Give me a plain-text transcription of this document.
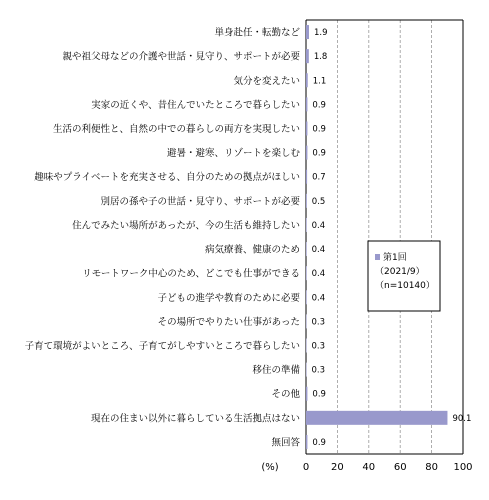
単身赴任・転勤など 1.9
親や祖父母などの介護や世話・見守り、サポートが必要 1.8
気分を変えたい 1.1
実家の近くや、昔住んでいたところで暮らしたい 0.9
生活の利便性と、自然の中での暮らしの両方を実現したい 0.9
避暑・避寒、リゾートを楽しむ 0.9
趣味やプライベートを充実させる、自分のための拠点がほしい 0.7
別居の孫や子の世話・見守り、サポートが必要 0.5
住んでみたい場所があったが、今の生活も維持したい 0.4
病気療養、健康のため 0.4
リモートワーク中心のため、どこでも仕事ができる 0.4
子どもの進学や教育のために必要 0.4
その場所でやりたい仕事があった 0.3
子育て環境がよいところ、子育てがしやすいところで暮らしたい 0.3
移住の準備 0.3
その他 0.9
現在の住まい以外に暮らしている生活拠点はない	90.1
無回答 0.9
0 20 40 60 80 100
(%)
第1回
（2021/9）
（n=10140）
────────────────────
Goal: Transcribe the records word for word and include no pictures.

Solution for this problem:
Give me a plain-text transcription of this document.
単身赴任・転勤など 1.9
親や祖父母などの介護や世話・見守り、サポートが必要 1.8
気分を変えたい 1.1
実家の近くや、昔住んでいたところで暮らしたい 0.9
生活の利便性と、自然の中での暮らしの両方を実現したい 0.9
避暑・避寒、リゾートを楽しむ 0.9
趣味やプライベートを充実させる、自分のための拠点がほしい 0.7
別居の孫や子の世話・見守り、サポートが必要 0.5
住んでみたい場所があったが、今の生活も維持したい 0.4
病気療養、健康のため 0.4
リモートワーク中心のため、どこでも仕事ができる 0.4
子どもの進学や教育のために必要 0.4
その場所でやりたい仕事があった 0.3
子育て環境がよいところ、子育てがしやすいところで暮らしたい 0.3
移住の準備 0.3
その他 0.9
現在の住まい以外に暮らしている生活拠点はない	90.1
無回答 0.9
0 20 40 60 80 100
(%)
第1回
（2021/9）
（n=10140）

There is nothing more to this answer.